▶ AIM:
Without the images, output each record below as it stands.

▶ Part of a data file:
..............................

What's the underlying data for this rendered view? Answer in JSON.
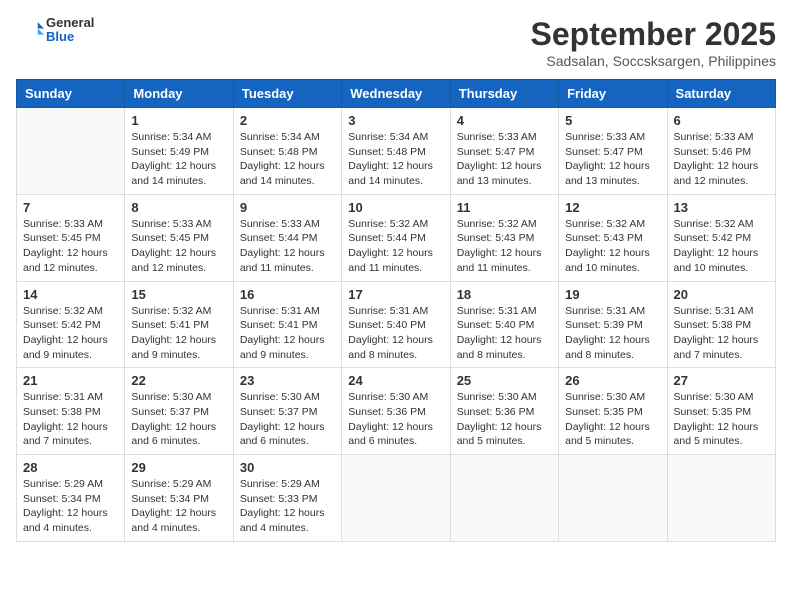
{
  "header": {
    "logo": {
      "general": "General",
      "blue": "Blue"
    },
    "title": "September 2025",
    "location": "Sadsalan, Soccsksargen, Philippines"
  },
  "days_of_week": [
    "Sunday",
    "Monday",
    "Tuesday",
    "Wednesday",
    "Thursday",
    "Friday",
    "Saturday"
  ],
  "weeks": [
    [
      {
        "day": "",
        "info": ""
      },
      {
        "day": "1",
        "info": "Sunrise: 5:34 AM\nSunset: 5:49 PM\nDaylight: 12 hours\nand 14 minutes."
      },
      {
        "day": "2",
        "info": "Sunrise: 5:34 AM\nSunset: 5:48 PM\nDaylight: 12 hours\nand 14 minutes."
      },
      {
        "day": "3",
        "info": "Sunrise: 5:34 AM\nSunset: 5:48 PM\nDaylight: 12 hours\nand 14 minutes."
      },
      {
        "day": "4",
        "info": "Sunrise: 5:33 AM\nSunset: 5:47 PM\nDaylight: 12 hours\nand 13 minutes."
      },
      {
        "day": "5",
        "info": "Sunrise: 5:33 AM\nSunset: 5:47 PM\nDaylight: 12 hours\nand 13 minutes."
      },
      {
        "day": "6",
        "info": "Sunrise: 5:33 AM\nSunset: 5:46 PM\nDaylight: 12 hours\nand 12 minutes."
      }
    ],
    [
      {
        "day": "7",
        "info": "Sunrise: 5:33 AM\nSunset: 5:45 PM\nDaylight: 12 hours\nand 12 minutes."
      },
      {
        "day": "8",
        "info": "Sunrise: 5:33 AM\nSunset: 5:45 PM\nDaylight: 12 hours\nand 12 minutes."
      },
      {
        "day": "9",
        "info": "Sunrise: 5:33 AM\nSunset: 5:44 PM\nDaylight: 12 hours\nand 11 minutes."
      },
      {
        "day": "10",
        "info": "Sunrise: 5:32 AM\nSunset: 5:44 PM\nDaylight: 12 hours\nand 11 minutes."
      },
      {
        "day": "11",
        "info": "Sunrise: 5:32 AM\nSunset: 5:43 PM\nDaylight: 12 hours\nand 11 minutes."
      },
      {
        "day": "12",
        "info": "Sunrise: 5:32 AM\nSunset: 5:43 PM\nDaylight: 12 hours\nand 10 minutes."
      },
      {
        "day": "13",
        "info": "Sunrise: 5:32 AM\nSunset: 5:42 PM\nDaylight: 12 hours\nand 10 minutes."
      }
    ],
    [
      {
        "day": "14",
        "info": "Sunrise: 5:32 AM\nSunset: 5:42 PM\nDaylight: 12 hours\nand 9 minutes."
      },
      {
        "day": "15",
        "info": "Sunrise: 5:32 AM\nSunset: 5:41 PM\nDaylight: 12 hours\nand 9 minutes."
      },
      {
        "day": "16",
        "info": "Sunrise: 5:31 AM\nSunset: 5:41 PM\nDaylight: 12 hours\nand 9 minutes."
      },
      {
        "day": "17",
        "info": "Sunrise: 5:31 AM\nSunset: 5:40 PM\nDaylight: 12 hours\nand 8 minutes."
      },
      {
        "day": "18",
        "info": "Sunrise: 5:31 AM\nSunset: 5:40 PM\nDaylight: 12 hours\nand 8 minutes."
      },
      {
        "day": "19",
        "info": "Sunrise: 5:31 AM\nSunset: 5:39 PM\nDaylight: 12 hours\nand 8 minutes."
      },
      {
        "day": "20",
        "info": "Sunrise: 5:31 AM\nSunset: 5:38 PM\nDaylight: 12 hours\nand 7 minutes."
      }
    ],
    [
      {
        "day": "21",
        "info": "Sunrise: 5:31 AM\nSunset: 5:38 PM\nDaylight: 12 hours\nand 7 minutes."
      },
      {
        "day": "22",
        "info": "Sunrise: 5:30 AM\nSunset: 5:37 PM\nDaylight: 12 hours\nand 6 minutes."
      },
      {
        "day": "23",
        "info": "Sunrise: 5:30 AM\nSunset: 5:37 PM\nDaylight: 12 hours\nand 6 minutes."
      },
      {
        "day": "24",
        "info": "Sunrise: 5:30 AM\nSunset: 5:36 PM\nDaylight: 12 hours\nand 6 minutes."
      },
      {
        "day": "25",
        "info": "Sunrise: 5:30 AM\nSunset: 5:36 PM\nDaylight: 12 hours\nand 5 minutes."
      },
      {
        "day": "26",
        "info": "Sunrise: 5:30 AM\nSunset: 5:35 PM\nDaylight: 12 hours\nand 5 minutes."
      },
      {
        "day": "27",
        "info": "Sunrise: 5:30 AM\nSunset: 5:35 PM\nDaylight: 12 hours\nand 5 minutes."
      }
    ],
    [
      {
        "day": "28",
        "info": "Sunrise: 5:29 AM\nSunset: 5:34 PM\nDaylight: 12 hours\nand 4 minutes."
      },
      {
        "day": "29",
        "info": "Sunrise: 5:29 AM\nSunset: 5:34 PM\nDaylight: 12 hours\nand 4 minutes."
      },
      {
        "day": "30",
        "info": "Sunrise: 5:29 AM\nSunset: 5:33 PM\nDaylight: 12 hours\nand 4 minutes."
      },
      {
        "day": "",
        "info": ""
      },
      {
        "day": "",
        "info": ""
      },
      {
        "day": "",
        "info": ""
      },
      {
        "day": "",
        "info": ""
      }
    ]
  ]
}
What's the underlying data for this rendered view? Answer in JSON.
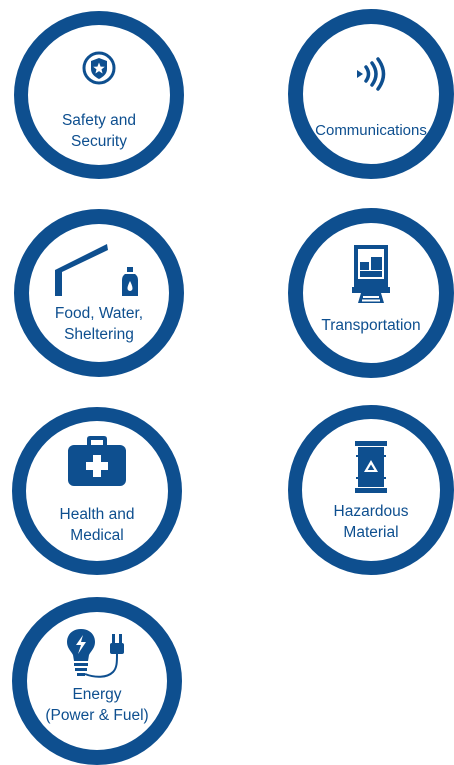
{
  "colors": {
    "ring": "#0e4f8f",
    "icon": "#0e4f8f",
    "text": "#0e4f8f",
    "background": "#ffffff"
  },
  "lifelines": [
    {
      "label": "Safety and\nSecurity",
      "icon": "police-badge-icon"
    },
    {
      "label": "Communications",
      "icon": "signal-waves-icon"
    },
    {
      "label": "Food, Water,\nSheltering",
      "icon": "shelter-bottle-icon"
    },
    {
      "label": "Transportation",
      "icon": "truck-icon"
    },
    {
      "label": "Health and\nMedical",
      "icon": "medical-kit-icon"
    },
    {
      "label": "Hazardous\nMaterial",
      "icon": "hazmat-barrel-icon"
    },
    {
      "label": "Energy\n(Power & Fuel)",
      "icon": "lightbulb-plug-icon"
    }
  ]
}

..............................

▶ RESPONSE TO THE EXERCISE:
What's the underlying data for this rendered view? Answer in JSON.
{
  "header": {
    "logo": {
      "general": "General",
      "blue": "Blue"
    },
    "title": "September 2025",
    "location": "Sadsalan, Soccsksargen, Philippines"
  },
  "days_of_week": [
    "Sunday",
    "Monday",
    "Tuesday",
    "Wednesday",
    "Thursday",
    "Friday",
    "Saturday"
  ],
  "weeks": [
    [
      {
        "day": "",
        "info": ""
      },
      {
        "day": "1",
        "info": "Sunrise: 5:34 AM\nSunset: 5:49 PM\nDaylight: 12 hours\nand 14 minutes."
      },
      {
        "day": "2",
        "info": "Sunrise: 5:34 AM\nSunset: 5:48 PM\nDaylight: 12 hours\nand 14 minutes."
      },
      {
        "day": "3",
        "info": "Sunrise: 5:34 AM\nSunset: 5:48 PM\nDaylight: 12 hours\nand 14 minutes."
      },
      {
        "day": "4",
        "info": "Sunrise: 5:33 AM\nSunset: 5:47 PM\nDaylight: 12 hours\nand 13 minutes."
      },
      {
        "day": "5",
        "info": "Sunrise: 5:33 AM\nSunset: 5:47 PM\nDaylight: 12 hours\nand 13 minutes."
      },
      {
        "day": "6",
        "info": "Sunrise: 5:33 AM\nSunset: 5:46 PM\nDaylight: 12 hours\nand 12 minutes."
      }
    ],
    [
      {
        "day": "7",
        "info": "Sunrise: 5:33 AM\nSunset: 5:45 PM\nDaylight: 12 hours\nand 12 minutes."
      },
      {
        "day": "8",
        "info": "Sunrise: 5:33 AM\nSunset: 5:45 PM\nDaylight: 12 hours\nand 12 minutes."
      },
      {
        "day": "9",
        "info": "Sunrise: 5:33 AM\nSunset: 5:44 PM\nDaylight: 12 hours\nand 11 minutes."
      },
      {
        "day": "10",
        "info": "Sunrise: 5:32 AM\nSunset: 5:44 PM\nDaylight: 12 hours\nand 11 minutes."
      },
      {
        "day": "11",
        "info": "Sunrise: 5:32 AM\nSunset: 5:43 PM\nDaylight: 12 hours\nand 11 minutes."
      },
      {
        "day": "12",
        "info": "Sunrise: 5:32 AM\nSunset: 5:43 PM\nDaylight: 12 hours\nand 10 minutes."
      },
      {
        "day": "13",
        "info": "Sunrise: 5:32 AM\nSunset: 5:42 PM\nDaylight: 12 hours\nand 10 minutes."
      }
    ],
    [
      {
        "day": "14",
        "info": "Sunrise: 5:32 AM\nSunset: 5:42 PM\nDaylight: 12 hours\nand 9 minutes."
      },
      {
        "day": "15",
        "info": "Sunrise: 5:32 AM\nSunset: 5:41 PM\nDaylight: 12 hours\nand 9 minutes."
      },
      {
        "day": "16",
        "info": "Sunrise: 5:31 AM\nSunset: 5:41 PM\nDaylight: 12 hours\nand 9 minutes."
      },
      {
        "day": "17",
        "info": "Sunrise: 5:31 AM\nSunset: 5:40 PM\nDaylight: 12 hours\nand 8 minutes."
      },
      {
        "day": "18",
        "info": "Sunrise: 5:31 AM\nSunset: 5:40 PM\nDaylight: 12 hours\nand 8 minutes."
      },
      {
        "day": "19",
        "info": "Sunrise: 5:31 AM\nSunset: 5:39 PM\nDaylight: 12 hours\nand 8 minutes."
      },
      {
        "day": "20",
        "info": "Sunrise: 5:31 AM\nSunset: 5:38 PM\nDaylight: 12 hours\nand 7 minutes."
      }
    ],
    [
      {
        "day": "21",
        "info": "Sunrise: 5:31 AM\nSunset: 5:38 PM\nDaylight: 12 hours\nand 7 minutes."
      },
      {
        "day": "22",
        "info": "Sunrise: 5:30 AM\nSunset: 5:37 PM\nDaylight: 12 hours\nand 6 minutes."
      },
      {
        "day": "23",
        "info": "Sunrise: 5:30 AM\nSunset: 5:37 PM\nDaylight: 12 hours\nand 6 minutes."
      },
      {
        "day": "24",
        "info": "Sunrise: 5:30 AM\nSunset: 5:36 PM\nDaylight: 12 hours\nand 6 minutes."
      },
      {
        "day": "25",
        "info": "Sunrise: 5:30 AM\nSunset: 5:36 PM\nDaylight: 12 hours\nand 5 minutes."
      },
      {
        "day": "26",
        "info": "Sunrise: 5:30 AM\nSunset: 5:35 PM\nDaylight: 12 hours\nand 5 minutes."
      },
      {
        "day": "27",
        "info": "Sunrise: 5:30 AM\nSunset: 5:35 PM\nDaylight: 12 hours\nand 5 minutes."
      }
    ],
    [
      {
        "day": "28",
        "info": "Sunrise: 5:29 AM\nSunset: 5:34 PM\nDaylight: 12 hours\nand 4 minutes."
      },
      {
        "day": "29",
        "info": "Sunrise: 5:29 AM\nSunset: 5:34 PM\nDaylight: 12 hours\nand 4 minutes."
      },
      {
        "day": "30",
        "info": "Sunrise: 5:29 AM\nSunset: 5:33 PM\nDaylight: 12 hours\nand 4 minutes."
      },
      {
        "day": "",
        "info": ""
      },
      {
        "day": "",
        "info": ""
      },
      {
        "day": "",
        "info": ""
      },
      {
        "day": "",
        "info": ""
      }
    ]
  ]
}
What's the underlying data for this rendered view? Answer in JSON.
{
  "colors": {
    "ring": "#0e4f8f",
    "icon": "#0e4f8f",
    "text": "#0e4f8f",
    "background": "#ffffff"
  },
  "lifelines": [
    {
      "label": "Safety and\nSecurity",
      "icon": "police-badge-icon"
    },
    {
      "label": "Communications",
      "icon": "signal-waves-icon"
    },
    {
      "label": "Food, Water,\nSheltering",
      "icon": "shelter-bottle-icon"
    },
    {
      "label": "Transportation",
      "icon": "truck-icon"
    },
    {
      "label": "Health and\nMedical",
      "icon": "medical-kit-icon"
    },
    {
      "label": "Hazardous\nMaterial",
      "icon": "hazmat-barrel-icon"
    },
    {
      "label": "Energy\n(Power & Fuel)",
      "icon": "lightbulb-plug-icon"
    }
  ]
}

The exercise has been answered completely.